◆ Task 1:
Update the records from the first line down to the line containing "current-vector: [798, 197, 819, 206]", changing "colorbar-band" to "colorbar-segment" and leaving everything else as it is. Give back only those lines.

◆ Document extract:
That, along with using h4 and p instead of a span and a line break, gets your page looking the way it did before all of this started, but now with more semantically-sound markup. Next up, we'll look at ways to change the way the page looks, and it won't involve changing anything but the CSS.
---------- Post added at 12:05 PM ---------- Previous post was at 08:15 AM ----------
Next up is centering your content. That was the reason for adding the "container" div inside of the <body> tag. Modern browsers will all work with this CSS to center the container:
Code:
#container {
width: 67.5em;
margin: 0 auto;
}
I've used 67.5 ems as the width for your content. It very closely approximates what you had as a full-width page, taking into account balanced "margins" around the content of the inner div. I'll be modifying that CSS a little further down, though.
Today's designs tend toward very simple black text on a white background. By giving the container div a background-color of white (keyword white, hex #fff, or rgb(255, 255, 255), if you prefer) and leaving the body background at its current color, you set off the content area nicely. There is an additional enhancement, though, that will work in everything except Internet Explorer (IE 9 will support it, but versions up to 8 don't), and that's to throw a shadow from the container to pop it into the foreground:
Code:
#container {
width: 67.5em;
margin: 0 auto;
background-color: white;
-moz-box-shadow: 0 0 20px rgb(63, 127, 63);
-webkit-box-shadow: 0 0 20px rgb(63, 127, 63);
-o-box-shadow: 0 0 20px rgb(63, 127, 63);
box-shadow: 0 0 20px rgb(63, 127, 63);
}
You'll notice that there are some prefixed entries in that list. These represent vendor-specific, and sometimes experimental, implementations of proposed new standards for CSS. The prefixes are:
-moz for Mozilla (Firefox and other Gecko-based browsers)
-webkit for Webkit (browsers include Safari, the Apple standard, and Google Chrome)
-o for Opera
-ms for Microsoft (Internet Explorer)
The box-shadow property has been accepted into the latest W3C draft proposal, but Mozilla, Webkit and Opera have been supporting it for some time now. It is necessary to include the prefixed versions for anybody who is running older versions, newer versions will use the non-prefixed version in preference to the prefixed version. IE users won't see the shadow until they upgrade to version 9 (which will not be available on WinXP).

◆ Dataset records:
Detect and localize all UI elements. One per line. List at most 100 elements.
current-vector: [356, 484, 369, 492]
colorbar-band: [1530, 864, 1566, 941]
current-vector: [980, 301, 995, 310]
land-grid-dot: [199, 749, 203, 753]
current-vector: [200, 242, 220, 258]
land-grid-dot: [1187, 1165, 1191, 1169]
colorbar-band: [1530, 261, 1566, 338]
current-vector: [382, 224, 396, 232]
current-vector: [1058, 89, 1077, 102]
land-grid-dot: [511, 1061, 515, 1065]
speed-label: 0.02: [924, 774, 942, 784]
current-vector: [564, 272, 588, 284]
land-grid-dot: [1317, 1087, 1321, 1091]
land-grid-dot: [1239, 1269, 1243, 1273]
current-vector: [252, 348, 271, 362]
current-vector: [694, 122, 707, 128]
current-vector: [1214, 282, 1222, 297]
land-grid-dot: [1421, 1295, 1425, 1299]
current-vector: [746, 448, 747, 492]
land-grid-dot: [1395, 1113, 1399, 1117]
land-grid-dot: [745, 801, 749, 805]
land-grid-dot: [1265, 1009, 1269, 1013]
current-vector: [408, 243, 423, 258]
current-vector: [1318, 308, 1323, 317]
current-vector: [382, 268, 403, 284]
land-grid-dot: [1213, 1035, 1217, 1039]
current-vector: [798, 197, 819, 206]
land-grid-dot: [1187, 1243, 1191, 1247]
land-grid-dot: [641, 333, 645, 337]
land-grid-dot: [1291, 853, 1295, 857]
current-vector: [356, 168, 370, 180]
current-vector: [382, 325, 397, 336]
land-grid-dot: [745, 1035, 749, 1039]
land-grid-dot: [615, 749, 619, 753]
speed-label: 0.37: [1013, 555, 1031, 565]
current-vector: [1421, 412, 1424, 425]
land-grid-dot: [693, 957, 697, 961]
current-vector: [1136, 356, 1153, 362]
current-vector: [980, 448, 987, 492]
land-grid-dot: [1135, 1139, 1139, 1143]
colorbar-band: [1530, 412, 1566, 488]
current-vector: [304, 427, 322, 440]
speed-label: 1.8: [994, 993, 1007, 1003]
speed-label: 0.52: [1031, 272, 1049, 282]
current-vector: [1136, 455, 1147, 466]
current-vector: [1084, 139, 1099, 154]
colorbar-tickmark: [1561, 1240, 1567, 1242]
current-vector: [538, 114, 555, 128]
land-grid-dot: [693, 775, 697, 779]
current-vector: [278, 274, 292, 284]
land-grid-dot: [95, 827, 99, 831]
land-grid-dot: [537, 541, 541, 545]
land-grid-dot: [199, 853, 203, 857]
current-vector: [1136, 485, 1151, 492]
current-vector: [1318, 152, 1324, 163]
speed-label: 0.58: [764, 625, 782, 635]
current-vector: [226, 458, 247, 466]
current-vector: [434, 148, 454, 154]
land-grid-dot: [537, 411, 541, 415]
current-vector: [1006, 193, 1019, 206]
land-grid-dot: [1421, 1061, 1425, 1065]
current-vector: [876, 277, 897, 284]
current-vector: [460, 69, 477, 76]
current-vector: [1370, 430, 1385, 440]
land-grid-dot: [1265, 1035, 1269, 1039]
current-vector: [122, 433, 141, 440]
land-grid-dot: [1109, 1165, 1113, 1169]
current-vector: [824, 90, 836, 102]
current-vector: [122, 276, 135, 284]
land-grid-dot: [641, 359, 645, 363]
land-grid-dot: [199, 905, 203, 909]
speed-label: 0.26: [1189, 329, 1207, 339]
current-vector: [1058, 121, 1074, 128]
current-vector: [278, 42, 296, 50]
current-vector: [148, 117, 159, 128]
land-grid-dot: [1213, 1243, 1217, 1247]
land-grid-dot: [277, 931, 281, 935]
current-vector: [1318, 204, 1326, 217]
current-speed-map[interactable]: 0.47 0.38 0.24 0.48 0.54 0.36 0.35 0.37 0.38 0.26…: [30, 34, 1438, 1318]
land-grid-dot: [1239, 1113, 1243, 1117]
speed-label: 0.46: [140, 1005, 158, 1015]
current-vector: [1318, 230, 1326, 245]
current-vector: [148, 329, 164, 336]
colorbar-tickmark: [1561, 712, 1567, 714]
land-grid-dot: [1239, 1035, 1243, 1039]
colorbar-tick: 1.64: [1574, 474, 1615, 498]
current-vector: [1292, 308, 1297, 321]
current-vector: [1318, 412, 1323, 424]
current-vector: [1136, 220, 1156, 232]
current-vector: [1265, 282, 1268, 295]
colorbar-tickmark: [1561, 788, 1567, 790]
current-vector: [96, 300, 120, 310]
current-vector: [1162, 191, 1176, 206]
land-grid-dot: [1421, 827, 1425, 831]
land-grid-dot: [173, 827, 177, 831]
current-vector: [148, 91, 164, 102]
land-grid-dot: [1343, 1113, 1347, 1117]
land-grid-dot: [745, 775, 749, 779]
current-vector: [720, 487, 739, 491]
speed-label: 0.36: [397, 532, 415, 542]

◆ Task 2:
Write out the part of the CSS forum post that runs from "That, along with" down to "further down, though.", copied word for word.

◆ Solution 1:
Detect and localize all UI elements. One per line. List at most 100 elements.
current-vector: [356, 484, 369, 492]
colorbar-segment: [1530, 864, 1566, 941]
current-vector: [980, 301, 995, 310]
land-grid-dot: [199, 749, 203, 753]
current-vector: [200, 242, 220, 258]
land-grid-dot: [1187, 1165, 1191, 1169]
colorbar-segment: [1530, 261, 1566, 338]
current-vector: [382, 224, 396, 232]
current-vector: [1058, 89, 1077, 102]
land-grid-dot: [511, 1061, 515, 1065]
speed-label: 0.02: [924, 774, 942, 784]
current-vector: [564, 272, 588, 284]
land-grid-dot: [1317, 1087, 1321, 1091]
land-grid-dot: [1239, 1269, 1243, 1273]
current-vector: [252, 348, 271, 362]
current-vector: [694, 122, 707, 128]
current-vector: [1214, 282, 1222, 297]
land-grid-dot: [1421, 1295, 1425, 1299]
current-vector: [746, 448, 747, 492]
land-grid-dot: [1395, 1113, 1399, 1117]
land-grid-dot: [745, 801, 749, 805]
land-grid-dot: [1265, 1009, 1269, 1013]
current-vector: [408, 243, 423, 258]
current-vector: [1318, 308, 1323, 317]
current-vector: [382, 268, 403, 284]
land-grid-dot: [1213, 1035, 1217, 1039]
current-vector: [798, 197, 819, 206]

◆ Solution 2:
That, along with using h4 and p instead of a span and a line break, gets your page looking the way it did before all of this started, but now with more semantically-sound markup. Next up, we'll look at ways to change the way the page looks, and it won't involve changing anything but the CSS.
---------- Post added at 12:05 PM ---------- Previous post was at 08:15 AM ----------
Next up is centering your content. That was the reason for adding the "container" div inside of the <body> tag. Modern browsers will all work with this CSS to center the container:
Code:
#container {
width: 67.5em;
margin: 0 auto;
}
I've used 67.5 ems as the width for your content. It very closely approximates what you had as a full-width page, taking into account balanced "margins" around the content of the inner div. I'll be modifying that CSS a little further down, though.